- [Prompt]
Copy all the entries below exactly, but not the pictures.

- [Supplied information]
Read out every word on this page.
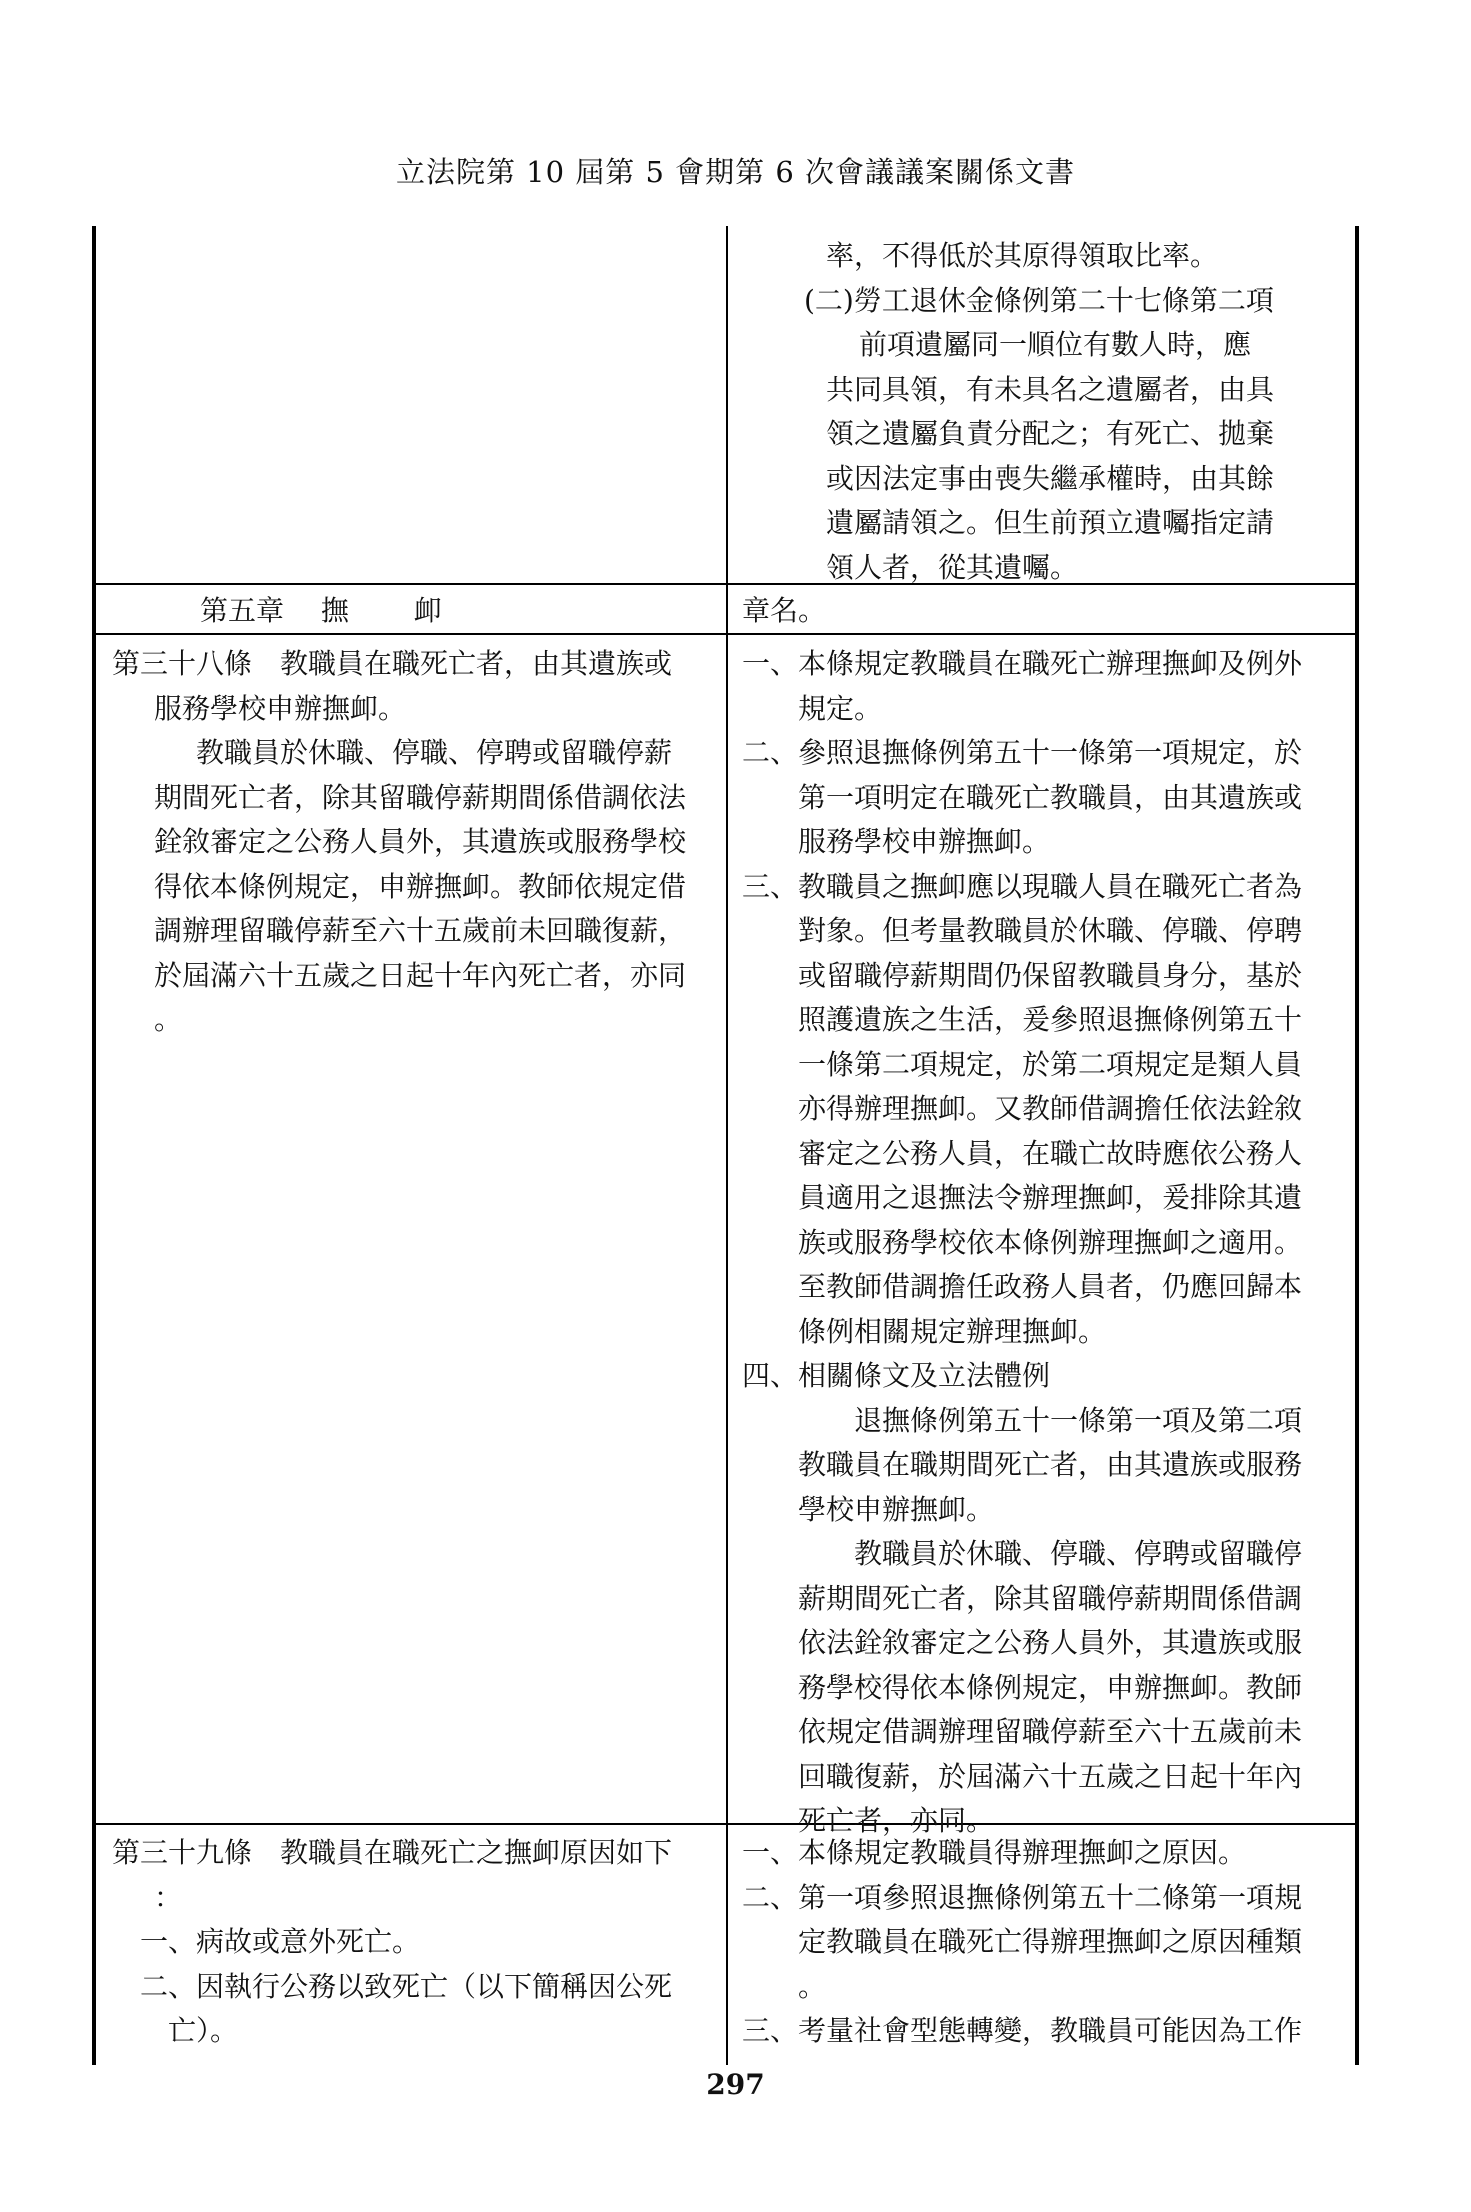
立法院第 10 屆第 5 會期第 6 次會議議案關係文書

率，不得低於其原得領取比率。

(二)勞工退休金條例第二十七條第二項

前項遺屬同一順位有數人時，應

共同具領，有未具名之遺屬者，由具

領之遺屬負責分配之；有死亡、拋棄

或因法定事由喪失繼承權時，由其餘

遺屬請領之。但生前預立遺囑指定請

領人者，從其遺囑。

第五章 撫 卹	章名。

第三十八條　教職員在職死亡者，由其遺族或

服務學校申辦撫卹。

教職員於休職、停職、停聘或留職停薪

期間死亡者，除其留職停薪期間係借調依法

銓敘審定之公務人員外，其遺族或服務學校

得依本條例規定，申辦撫卹。教師依規定借

調辦理留職停薪至六十五歲前未回職復薪，

於屆滿六十五歲之日起十年內死亡者，亦同

。

一、本條規定教職員在職死亡辦理撫卹及例外

規定。

二、參照退撫條例第五十一條第一項規定，於

第一項明定在職死亡教職員，由其遺族或

服務學校申辦撫卹。

三、教職員之撫卹應以現職人員在職死亡者為

對象。但考量教職員於休職、停職、停聘

或留職停薪期間仍保留教職員身分，基於

照護遺族之生活，爰參照退撫條例第五十

一條第二項規定，於第二項規定是類人員

亦得辦理撫卹。又教師借調擔任依法銓敘

審定之公務人員，在職亡故時應依公務人

員適用之退撫法令辦理撫卹，爰排除其遺

族或服務學校依本條例辦理撫卹之適用。

至教師借調擔任政務人員者，仍應回歸本

條例相關規定辦理撫卹。

四、相關條文及立法體例

退撫條例第五十一條第一項及第二項

教職員在職期間死亡者，由其遺族或服務

學校申辦撫卹。

教職員於休職、停職、停聘或留職停

薪期間死亡者，除其留職停薪期間係借調

依法銓敘審定之公務人員外，其遺族或服

務學校得依本條例規定，申辦撫卹。教師

依規定借調辦理留職停薪至六十五歲前未

回職復薪，於屆滿六十五歲之日起十年內

死亡者，亦同。

第三十九條　教職員在職死亡之撫卹原因如下

：

一、病故或意外死亡。

二、因執行公務以致死亡（以下簡稱因公死

亡）。

一、本條規定教職員得辦理撫卹之原因。

二、第一項參照退撫條例第五十二條第一項規

定教職員在職死亡得辦理撫卹之原因種類

。

三、考量社會型態轉變，教職員可能因為工作

297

- [Written response]
Read out every word on this page.
立法院第 10 屆第 5 會期第 6 次會議議案關係文書

率，不得低於其原得領取比率。

(二)勞工退休金條例第二十七條第二項

前項遺屬同一順位有數人時，應

共同具領，有未具名之遺屬者，由具

領之遺屬負責分配之；有死亡、拋棄

或因法定事由喪失繼承權時，由其餘

遺屬請領之。但生前預立遺囑指定請

領人者，從其遺囑。

第五章 撫 卹	章名。

第三十八條　教職員在職死亡者，由其遺族或

服務學校申辦撫卹。

教職員於休職、停職、停聘或留職停薪

期間死亡者，除其留職停薪期間係借調依法

銓敘審定之公務人員外，其遺族或服務學校

得依本條例規定，申辦撫卹。教師依規定借

調辦理留職停薪至六十五歲前未回職復薪，

於屆滿六十五歲之日起十年內死亡者，亦同

。

一、本條規定教職員在職死亡辦理撫卹及例外

規定。

二、參照退撫條例第五十一條第一項規定，於

第一項明定在職死亡教職員，由其遺族或

服務學校申辦撫卹。

三、教職員之撫卹應以現職人員在職死亡者為

對象。但考量教職員於休職、停職、停聘

或留職停薪期間仍保留教職員身分，基於

照護遺族之生活，爰參照退撫條例第五十

一條第二項規定，於第二項規定是類人員

亦得辦理撫卹。又教師借調擔任依法銓敘

審定之公務人員，在職亡故時應依公務人

員適用之退撫法令辦理撫卹，爰排除其遺

族或服務學校依本條例辦理撫卹之適用。

至教師借調擔任政務人員者，仍應回歸本

條例相關規定辦理撫卹。

四、相關條文及立法體例

退撫條例第五十一條第一項及第二項

教職員在職期間死亡者，由其遺族或服務

學校申辦撫卹。

教職員於休職、停職、停聘或留職停

薪期間死亡者，除其留職停薪期間係借調

依法銓敘審定之公務人員外，其遺族或服

務學校得依本條例規定，申辦撫卹。教師

依規定借調辦理留職停薪至六十五歲前未

回職復薪，於屆滿六十五歲之日起十年內

死亡者，亦同。

第三十九條　教職員在職死亡之撫卹原因如下

：

一、病故或意外死亡。

二、因執行公務以致死亡（以下簡稱因公死

亡）。

一、本條規定教職員得辦理撫卹之原因。

二、第一項參照退撫條例第五十二條第一項規

定教職員在職死亡得辦理撫卹之原因種類

。

三、考量社會型態轉變，教職員可能因為工作

297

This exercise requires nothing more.